Provide the data again in its entirety, exactly as given.

——————

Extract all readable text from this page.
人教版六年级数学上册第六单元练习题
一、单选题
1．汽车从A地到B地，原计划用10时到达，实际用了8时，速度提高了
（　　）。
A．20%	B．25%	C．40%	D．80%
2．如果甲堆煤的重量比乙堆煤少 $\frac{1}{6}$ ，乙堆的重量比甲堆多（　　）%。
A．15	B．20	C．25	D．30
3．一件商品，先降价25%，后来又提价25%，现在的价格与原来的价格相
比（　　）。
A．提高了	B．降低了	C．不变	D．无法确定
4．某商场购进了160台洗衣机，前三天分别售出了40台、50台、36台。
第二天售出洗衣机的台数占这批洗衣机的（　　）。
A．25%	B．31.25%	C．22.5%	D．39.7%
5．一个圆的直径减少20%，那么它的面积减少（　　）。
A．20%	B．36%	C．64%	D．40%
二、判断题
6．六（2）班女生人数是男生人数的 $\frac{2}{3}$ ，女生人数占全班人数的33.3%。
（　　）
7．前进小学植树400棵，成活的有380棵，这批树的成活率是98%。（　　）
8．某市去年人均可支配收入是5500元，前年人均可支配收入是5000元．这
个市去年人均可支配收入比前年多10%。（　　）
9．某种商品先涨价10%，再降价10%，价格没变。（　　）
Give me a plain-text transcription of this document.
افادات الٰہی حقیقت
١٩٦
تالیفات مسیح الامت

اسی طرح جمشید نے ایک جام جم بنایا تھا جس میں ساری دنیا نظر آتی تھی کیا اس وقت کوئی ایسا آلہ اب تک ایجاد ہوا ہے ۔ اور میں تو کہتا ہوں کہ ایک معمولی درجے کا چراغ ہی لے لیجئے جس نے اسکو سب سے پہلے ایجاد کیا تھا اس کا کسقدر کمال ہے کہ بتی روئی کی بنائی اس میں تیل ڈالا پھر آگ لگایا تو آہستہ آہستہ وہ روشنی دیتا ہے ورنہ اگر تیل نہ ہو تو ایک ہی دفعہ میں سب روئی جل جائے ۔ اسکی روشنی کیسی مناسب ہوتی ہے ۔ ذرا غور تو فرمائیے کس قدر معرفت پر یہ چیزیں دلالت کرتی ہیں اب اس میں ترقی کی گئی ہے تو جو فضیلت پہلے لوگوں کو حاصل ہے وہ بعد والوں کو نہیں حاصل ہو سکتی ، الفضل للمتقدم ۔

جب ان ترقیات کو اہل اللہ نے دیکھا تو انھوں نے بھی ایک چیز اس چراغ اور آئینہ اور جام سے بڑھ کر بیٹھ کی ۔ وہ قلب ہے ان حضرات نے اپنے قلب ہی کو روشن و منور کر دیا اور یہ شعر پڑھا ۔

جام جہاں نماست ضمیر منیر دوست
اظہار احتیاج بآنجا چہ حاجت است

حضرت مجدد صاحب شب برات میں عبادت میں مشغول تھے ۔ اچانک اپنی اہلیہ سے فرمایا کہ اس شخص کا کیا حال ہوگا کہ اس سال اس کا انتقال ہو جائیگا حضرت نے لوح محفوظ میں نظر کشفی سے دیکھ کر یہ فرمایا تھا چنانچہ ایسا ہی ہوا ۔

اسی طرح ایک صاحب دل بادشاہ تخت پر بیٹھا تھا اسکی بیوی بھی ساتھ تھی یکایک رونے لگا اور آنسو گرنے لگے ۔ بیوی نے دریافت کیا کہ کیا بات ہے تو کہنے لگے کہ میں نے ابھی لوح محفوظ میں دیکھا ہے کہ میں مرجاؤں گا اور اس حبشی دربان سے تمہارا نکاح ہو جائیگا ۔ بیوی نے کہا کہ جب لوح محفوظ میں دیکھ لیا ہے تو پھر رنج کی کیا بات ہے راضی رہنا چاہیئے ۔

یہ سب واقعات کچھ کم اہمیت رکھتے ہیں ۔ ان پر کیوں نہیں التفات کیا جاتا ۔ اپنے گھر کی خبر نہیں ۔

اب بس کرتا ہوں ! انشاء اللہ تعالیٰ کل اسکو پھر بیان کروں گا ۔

——————

* Reply:
Extract all readable text from this page.
人教版六年级数学上册第六单元练习题
一、单选题
1．汽车从A地到B地，原计划用10时到达，实际用了8时，速度提高了
（　　）。
A．20%	B．25%	C．40%	D．80%
2．如果甲堆煤的重量比乙堆煤少 $\frac{1}{6}$ ，乙堆的重量比甲堆多（　　）%。
A．15	B．20	C．25	D．30
3．一件商品，先降价25%，后来又提价25%，现在的价格与原来的价格相
比（　　）。
A．提高了	B．降低了	C．不变	D．无法确定
4．某商场购进了160台洗衣机，前三天分别售出了40台、50台、36台。
第二天售出洗衣机的台数占这批洗衣机的（　　）。
A．25%	B．31.25%	C．22.5%	D．39.7%
5．一个圆的直径减少20%，那么它的面积减少（　　）。
A．20%	B．36%	C．64%	D．40%
二、判断题
6．六（2）班女生人数是男生人数的 $\frac{2}{3}$ ，女生人数占全班人数的33.3%。
（　　）
7．前进小学植树400棵，成活的有380棵，这批树的成活率是98%。（　　）
8．某市去年人均可支配收入是5500元，前年人均可支配收入是5000元．这
个市去年人均可支配收入比前年多10%。（　　）
9．某种商品先涨价10%，再降价10%，价格没变。（　　）
Give me a plain-text transcription of this document.
افادات الٰہی حقیقت
١٩٦
تالیفات مسیح الامت

اسی طرح جمشید نے ایک جام جم بنایا تھا جس میں ساری دنیا نظر آتی تھی کیا اس وقت کوئی ایسا آلہ اب تک ایجاد ہوا ہے ۔ اور میں تو کہتا ہوں کہ ایک معمولی درجے کا چراغ ہی لے لیجئے جس نے اسکو سب سے پہلے ایجاد کیا تھا اس کا کسقدر کمال ہے کہ بتی روئی کی بنائی اس میں تیل ڈالا پھر آگ لگایا تو آہستہ آہستہ وہ روشنی دیتا ہے ورنہ اگر تیل نہ ہو تو ایک ہی دفعہ میں سب روئی جل جائے ۔ اسکی روشنی کیسی مناسب ہوتی ہے ۔ ذرا غور تو فرمائیے کس قدر معرفت پر یہ چیزیں دلالت کرتی ہیں اب اس میں ترقی کی گئی ہے تو جو فضیلت پہلے لوگوں کو حاصل ہے وہ بعد والوں کو نہیں حاصل ہو سکتی ، الفضل للمتقدم ۔

جب ان ترقیات کو اہل اللہ نے دیکھا تو انھوں نے بھی ایک چیز اس چراغ اور آئینہ اور جام سے بڑھ کر بیٹھ کی ۔ وہ قلب ہے ان حضرات نے اپنے قلب ہی کو روشن و منور کر دیا اور یہ شعر پڑھا ۔

جام جہاں نماست ضمیر منیر دوست
اظہار احتیاج بآنجا چہ حاجت است

حضرت مجدد صاحب شب برات میں عبادت میں مشغول تھے ۔ اچانک اپنی اہلیہ سے فرمایا کہ اس شخص کا کیا حال ہوگا کہ اس سال اس کا انتقال ہو جائیگا حضرت نے لوح محفوظ میں نظر کشفی سے دیکھ کر یہ فرمایا تھا چنانچہ ایسا ہی ہوا ۔

اسی طرح ایک صاحب دل بادشاہ تخت پر بیٹھا تھا اسکی بیوی بھی ساتھ تھی یکایک رونے لگا اور آنسو گرنے لگے ۔ بیوی نے دریافت کیا کہ کیا بات ہے تو کہنے لگے کہ میں نے ابھی لوح محفوظ میں دیکھا ہے کہ میں مرجاؤں گا اور اس حبشی دربان سے تمہارا نکاح ہو جائیگا ۔ بیوی نے کہا کہ جب لوح محفوظ میں دیکھ لیا ہے تو پھر رنج کی کیا بات ہے راضی رہنا چاہیئے ۔

یہ سب واقعات کچھ کم اہمیت رکھتے ہیں ۔ ان پر کیوں نہیں التفات کیا جاتا ۔ اپنے گھر کی خبر نہیں ۔

اب بس کرتا ہوں ! انشاء اللہ تعالیٰ کل اسکو پھر بیان کروں گا ۔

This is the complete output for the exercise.